- **TASK REQUIREMENTS**
Hunt for the word "this" across the entries below, copying each line that holds it.
##### PROVIDED INFORMATION #####
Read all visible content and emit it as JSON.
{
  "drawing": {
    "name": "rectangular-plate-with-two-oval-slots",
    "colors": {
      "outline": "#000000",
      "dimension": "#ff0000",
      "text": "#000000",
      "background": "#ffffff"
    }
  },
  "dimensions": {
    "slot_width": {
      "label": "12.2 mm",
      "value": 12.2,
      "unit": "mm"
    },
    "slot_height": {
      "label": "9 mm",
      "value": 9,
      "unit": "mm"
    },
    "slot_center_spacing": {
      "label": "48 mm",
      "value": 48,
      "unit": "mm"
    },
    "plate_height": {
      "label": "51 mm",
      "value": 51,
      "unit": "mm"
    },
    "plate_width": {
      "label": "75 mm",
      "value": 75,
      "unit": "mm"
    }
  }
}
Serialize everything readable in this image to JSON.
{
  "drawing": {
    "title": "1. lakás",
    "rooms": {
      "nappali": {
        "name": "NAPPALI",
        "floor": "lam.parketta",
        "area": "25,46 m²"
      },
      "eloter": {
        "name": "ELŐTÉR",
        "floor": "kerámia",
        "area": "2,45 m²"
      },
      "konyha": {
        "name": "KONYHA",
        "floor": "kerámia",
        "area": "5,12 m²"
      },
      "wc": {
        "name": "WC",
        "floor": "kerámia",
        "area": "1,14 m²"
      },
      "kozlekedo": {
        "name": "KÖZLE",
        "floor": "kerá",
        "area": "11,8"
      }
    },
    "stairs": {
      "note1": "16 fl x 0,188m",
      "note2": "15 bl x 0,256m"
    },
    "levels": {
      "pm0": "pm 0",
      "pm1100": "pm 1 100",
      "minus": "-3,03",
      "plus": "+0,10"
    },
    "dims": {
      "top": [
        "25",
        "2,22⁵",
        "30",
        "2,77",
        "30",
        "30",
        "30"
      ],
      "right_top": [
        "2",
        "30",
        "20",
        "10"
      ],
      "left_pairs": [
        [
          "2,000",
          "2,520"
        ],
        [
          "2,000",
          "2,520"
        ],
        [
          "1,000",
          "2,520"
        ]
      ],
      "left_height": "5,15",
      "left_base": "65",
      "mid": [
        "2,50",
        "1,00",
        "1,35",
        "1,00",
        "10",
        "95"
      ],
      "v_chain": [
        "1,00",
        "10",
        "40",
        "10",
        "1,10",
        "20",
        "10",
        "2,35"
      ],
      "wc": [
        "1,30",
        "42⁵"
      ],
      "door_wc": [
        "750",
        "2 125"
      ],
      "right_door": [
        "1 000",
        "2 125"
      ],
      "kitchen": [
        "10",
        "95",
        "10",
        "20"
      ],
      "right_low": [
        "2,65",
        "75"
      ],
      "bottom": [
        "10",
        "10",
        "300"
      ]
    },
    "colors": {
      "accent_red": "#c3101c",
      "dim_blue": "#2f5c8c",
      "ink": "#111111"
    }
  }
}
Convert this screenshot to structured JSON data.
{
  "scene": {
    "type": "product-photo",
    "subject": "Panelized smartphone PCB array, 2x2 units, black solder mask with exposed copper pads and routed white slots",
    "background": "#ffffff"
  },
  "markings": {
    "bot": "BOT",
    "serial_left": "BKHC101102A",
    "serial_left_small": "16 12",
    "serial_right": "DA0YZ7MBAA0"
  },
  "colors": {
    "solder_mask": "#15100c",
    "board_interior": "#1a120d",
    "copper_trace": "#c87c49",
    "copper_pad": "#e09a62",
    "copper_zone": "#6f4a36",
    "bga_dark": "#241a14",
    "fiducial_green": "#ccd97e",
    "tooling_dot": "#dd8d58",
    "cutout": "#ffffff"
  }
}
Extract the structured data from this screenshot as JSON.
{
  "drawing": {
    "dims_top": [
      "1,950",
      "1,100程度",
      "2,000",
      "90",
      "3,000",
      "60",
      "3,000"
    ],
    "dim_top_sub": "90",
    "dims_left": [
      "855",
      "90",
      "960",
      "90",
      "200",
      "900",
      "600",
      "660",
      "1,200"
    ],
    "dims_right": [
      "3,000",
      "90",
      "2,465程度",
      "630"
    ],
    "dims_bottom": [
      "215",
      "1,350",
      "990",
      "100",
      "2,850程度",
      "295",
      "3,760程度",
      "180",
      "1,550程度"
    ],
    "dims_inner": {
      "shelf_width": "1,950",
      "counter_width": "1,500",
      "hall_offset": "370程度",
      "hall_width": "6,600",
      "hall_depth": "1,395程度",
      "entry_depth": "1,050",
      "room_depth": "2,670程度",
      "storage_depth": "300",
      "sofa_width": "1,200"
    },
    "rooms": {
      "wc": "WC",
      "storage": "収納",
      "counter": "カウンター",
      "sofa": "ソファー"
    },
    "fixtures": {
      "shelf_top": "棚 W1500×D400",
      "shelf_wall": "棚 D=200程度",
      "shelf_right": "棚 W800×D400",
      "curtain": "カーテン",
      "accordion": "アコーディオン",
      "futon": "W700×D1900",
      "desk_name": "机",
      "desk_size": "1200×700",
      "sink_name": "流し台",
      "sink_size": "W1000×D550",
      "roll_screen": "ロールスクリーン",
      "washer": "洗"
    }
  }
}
#####
- **SOLUTION**
Serialize everything readable in this image to JSON.
Convert this screenshot to structured JSON data.
Extract the structured data from this screenshot as JSON.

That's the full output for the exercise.